> **RECORDS FOR THIS EXERCISE**
▶

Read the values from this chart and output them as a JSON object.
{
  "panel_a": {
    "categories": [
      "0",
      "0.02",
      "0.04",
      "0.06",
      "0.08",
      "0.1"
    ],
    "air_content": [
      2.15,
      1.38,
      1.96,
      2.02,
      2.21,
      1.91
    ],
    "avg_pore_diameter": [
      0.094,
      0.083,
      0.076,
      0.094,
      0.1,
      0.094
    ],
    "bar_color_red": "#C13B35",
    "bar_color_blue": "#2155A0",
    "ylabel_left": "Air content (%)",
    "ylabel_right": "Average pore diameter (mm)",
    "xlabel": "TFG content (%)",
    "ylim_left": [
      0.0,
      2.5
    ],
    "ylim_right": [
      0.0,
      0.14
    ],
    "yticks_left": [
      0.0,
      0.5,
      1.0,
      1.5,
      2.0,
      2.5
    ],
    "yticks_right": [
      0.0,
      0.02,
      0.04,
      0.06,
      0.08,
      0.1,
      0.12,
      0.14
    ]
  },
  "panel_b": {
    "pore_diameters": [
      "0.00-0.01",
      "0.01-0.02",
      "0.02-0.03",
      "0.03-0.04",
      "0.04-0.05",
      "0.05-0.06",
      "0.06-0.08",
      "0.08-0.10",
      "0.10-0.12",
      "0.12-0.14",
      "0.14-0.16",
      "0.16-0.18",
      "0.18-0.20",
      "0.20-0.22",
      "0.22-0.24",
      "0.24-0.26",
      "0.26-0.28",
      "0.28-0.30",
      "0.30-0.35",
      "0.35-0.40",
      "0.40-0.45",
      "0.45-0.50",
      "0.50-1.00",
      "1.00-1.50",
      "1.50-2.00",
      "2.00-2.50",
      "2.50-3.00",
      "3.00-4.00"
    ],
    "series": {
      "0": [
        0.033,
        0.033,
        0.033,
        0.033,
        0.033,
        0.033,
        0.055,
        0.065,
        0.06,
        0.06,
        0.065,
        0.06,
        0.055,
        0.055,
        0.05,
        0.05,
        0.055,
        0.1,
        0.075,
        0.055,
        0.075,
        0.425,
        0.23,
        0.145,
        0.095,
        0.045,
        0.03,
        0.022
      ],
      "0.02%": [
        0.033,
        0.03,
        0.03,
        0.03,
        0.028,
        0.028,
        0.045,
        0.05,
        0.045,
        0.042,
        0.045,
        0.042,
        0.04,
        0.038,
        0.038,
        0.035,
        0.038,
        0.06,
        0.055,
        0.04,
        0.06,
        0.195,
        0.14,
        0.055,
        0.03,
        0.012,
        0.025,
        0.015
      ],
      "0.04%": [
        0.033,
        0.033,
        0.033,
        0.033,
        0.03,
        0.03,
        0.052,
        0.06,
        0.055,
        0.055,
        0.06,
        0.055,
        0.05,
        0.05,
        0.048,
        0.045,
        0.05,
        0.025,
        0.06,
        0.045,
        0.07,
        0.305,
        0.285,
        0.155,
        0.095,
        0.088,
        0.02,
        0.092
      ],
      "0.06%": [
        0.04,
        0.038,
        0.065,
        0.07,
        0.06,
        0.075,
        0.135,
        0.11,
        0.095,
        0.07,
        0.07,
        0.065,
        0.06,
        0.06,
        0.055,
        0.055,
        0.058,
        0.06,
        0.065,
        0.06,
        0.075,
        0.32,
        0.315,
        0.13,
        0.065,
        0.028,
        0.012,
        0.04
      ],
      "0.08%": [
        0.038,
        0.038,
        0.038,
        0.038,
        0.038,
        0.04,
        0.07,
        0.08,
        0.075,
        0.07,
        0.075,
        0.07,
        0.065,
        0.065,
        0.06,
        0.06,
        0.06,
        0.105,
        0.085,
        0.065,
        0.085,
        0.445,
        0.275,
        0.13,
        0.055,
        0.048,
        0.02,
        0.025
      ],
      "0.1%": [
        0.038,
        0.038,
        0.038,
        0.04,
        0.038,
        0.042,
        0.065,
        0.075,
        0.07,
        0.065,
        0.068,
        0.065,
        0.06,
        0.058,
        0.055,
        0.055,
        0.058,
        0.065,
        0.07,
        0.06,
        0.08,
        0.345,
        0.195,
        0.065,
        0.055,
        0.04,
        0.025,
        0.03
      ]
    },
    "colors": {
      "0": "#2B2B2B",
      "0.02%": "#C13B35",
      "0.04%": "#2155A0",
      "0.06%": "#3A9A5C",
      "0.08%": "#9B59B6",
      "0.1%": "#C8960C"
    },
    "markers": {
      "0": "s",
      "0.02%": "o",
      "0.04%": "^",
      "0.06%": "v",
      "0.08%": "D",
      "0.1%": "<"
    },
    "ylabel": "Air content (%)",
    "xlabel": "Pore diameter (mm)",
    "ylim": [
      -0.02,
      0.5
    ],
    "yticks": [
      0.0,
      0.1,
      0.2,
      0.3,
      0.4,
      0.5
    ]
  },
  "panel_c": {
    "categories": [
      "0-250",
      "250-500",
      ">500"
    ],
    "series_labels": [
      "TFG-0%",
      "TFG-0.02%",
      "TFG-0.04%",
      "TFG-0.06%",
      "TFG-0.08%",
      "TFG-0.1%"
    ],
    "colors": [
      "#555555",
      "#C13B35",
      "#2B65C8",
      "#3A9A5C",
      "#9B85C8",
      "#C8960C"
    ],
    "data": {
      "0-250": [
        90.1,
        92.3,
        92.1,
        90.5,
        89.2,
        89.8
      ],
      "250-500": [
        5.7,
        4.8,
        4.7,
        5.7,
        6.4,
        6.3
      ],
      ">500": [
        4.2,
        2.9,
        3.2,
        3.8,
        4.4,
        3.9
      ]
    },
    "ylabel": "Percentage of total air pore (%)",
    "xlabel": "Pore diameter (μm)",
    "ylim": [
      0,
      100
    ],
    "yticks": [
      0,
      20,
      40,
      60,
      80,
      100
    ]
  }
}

◀

> **WRITTEN EXERCISE**
Set down the entries above again, word for word.

> **RESULT OF THE TASK**
Read the values from this chart and output them as a JSON object.
{
  "panel_a": {
    "categories": [
      "0",
      "0.02",
      "0.04",
      "0.06",
      "0.08",
      "0.1"
    ],
    "air_content": [
      2.15,
      1.38,
      1.96,
      2.02,
      2.21,
      1.91
    ],
    "avg_pore_diameter": [
      0.094,
      0.083,
      0.076,
      0.094,
      0.1,
      0.094
    ],
    "bar_color_red": "#C13B35",
    "bar_color_blue": "#2155A0",
    "ylabel_left": "Air content (%)",
    "ylabel_right": "Average pore diameter (mm)",
    "xlabel": "TFG content (%)",
    "ylim_left": [
      0.0,
      2.5
    ],
    "ylim_right": [
      0.0,
      0.14
    ],
    "yticks_left": [
      0.0,
      0.5,
      1.0,
      1.5,
      2.0,
      2.5
    ],
    "yticks_right": [
      0.0,
      0.02,
      0.04,
      0.06,
      0.08,
      0.1,
      0.12,
      0.14
    ]
  },
  "panel_b": {
    "pore_diameters": [
      "0.00-0.01",
      "0.01-0.02",
      "0.02-0.03",
      "0.03-0.04",
      "0.04-0.05",
      "0.05-0.06",
      "0.06-0.08",
      "0.08-0.10",
      "0.10-0.12",
      "0.12-0.14",
      "0.14-0.16",
      "0.16-0.18",
      "0.18-0.20",
      "0.20-0.22",
      "0.22-0.24",
      "0.24-0.26",
      "0.26-0.28",
      "0.28-0.30",
      "0.30-0.35",
      "0.35-0.40",
      "0.40-0.45",
      "0.45-0.50",
      "0.50-1.00",
      "1.00-1.50",
      "1.50-2.00",
      "2.00-2.50",
      "2.50-3.00",
      "3.00-4.00"
    ],
    "series": {
      "0": [
        0.033,
        0.033,
        0.033,
        0.033,
        0.033,
        0.033,
        0.055,
        0.065,
        0.06,
        0.06,
        0.065,
        0.06,
        0.055,
        0.055,
        0.05,
        0.05,
        0.055,
        0.1,
        0.075,
        0.055,
        0.075,
        0.425,
        0.23,
        0.145,
        0.095,
        0.045,
        0.03,
        0.022
      ],
      "0.02%": [
        0.033,
        0.03,
        0.03,
        0.03,
        0.028,
        0.028,
        0.045,
        0.05,
        0.045,
        0.042,
        0.045,
        0.042,
        0.04,
        0.038,
        0.038,
        0.035,
        0.038,
        0.06,
        0.055,
        0.04,
        0.06,
        0.195,
        0.14,
        0.055,
        0.03,
        0.012,
        0.025,
        0.015
      ],
      "0.04%": [
        0.033,
        0.033,
        0.033,
        0.033,
        0.03,
        0.03,
        0.052,
        0.06,
        0.055,
        0.055,
        0.06,
        0.055,
        0.05,
        0.05,
        0.048,
        0.045,
        0.05,
        0.025,
        0.06,
        0.045,
        0.07,
        0.305,
        0.285,
        0.155,
        0.095,
        0.088,
        0.02,
        0.092
      ],
      "0.06%": [
        0.04,
        0.038,
        0.065,
        0.07,
        0.06,
        0.075,
        0.135,
        0.11,
        0.095,
        0.07,
        0.07,
        0.065,
        0.06,
        0.06,
        0.055,
        0.055,
        0.058,
        0.06,
        0.065,
        0.06,
        0.075,
        0.32,
        0.315,
        0.13,
        0.065,
        0.028,
        0.012,
        0.04
      ],
      "0.08%": [
        0.038,
        0.038,
        0.038,
        0.038,
        0.038,
        0.04,
        0.07,
        0.08,
        0.075,
        0.07,
        0.075,
        0.07,
        0.065,
        0.065,
        0.06,
        0.06,
        0.06,
        0.105,
        0.085,
        0.065,
        0.085,
        0.445,
        0.275,
        0.13,
        0.055,
        0.048,
        0.02,
        0.025
      ],
      "0.1%": [
        0.038,
        0.038,
        0.038,
        0.04,
        0.038,
        0.042,
        0.065,
        0.075,
        0.07,
        0.065,
        0.068,
        0.065,
        0.06,
        0.058,
        0.055,
        0.055,
        0.058,
        0.065,
        0.07,
        0.06,
        0.08,
        0.345,
        0.195,
        0.065,
        0.055,
        0.04,
        0.025,
        0.03
      ]
    },
    "colors": {
      "0": "#2B2B2B",
      "0.02%": "#C13B35",
      "0.04%": "#2155A0",
      "0.06%": "#3A9A5C",
      "0.08%": "#9B59B6",
      "0.1%": "#C8960C"
    },
    "markers": {
      "0": "s",
      "0.02%": "o",
      "0.04%": "^",
      "0.06%": "v",
      "0.08%": "D",
      "0.1%": "<"
    },
    "ylabel": "Air content (%)",
    "xlabel": "Pore diameter (mm)",
    "ylim": [
      -0.02,
      0.5
    ],
    "yticks": [
      0.0,
      0.1,
      0.2,
      0.3,
      0.4,
      0.5
    ]
  },
  "panel_c": {
    "categories": [
      "0-250",
      "250-500",
      ">500"
    ],
    "series_labels": [
      "TFG-0%",
      "TFG-0.02%",
      "TFG-0.04%",
      "TFG-0.06%",
      "TFG-0.08%",
      "TFG-0.1%"
    ],
    "colors": [
      "#555555",
      "#C13B35",
      "#2B65C8",
      "#3A9A5C",
      "#9B85C8",
      "#C8960C"
    ],
    "data": {
      "0-250": [
        90.1,
        92.3,
        92.1,
        90.5,
        89.2,
        89.8
      ],
      "250-500": [
        5.7,
        4.8,
        4.7,
        5.7,
        6.4,
        6.3
      ],
      ">500": [
        4.2,
        2.9,
        3.2,
        3.8,
        4.4,
        3.9
      ]
    },
    "ylabel": "Percentage of total air pore (%)",
    "xlabel": "Pore diameter (μm)",
    "ylim": [
      0,
      100
    ],
    "yticks": [
      0,
      20,
      40,
      60,
      80,
      100
    ]
  }
}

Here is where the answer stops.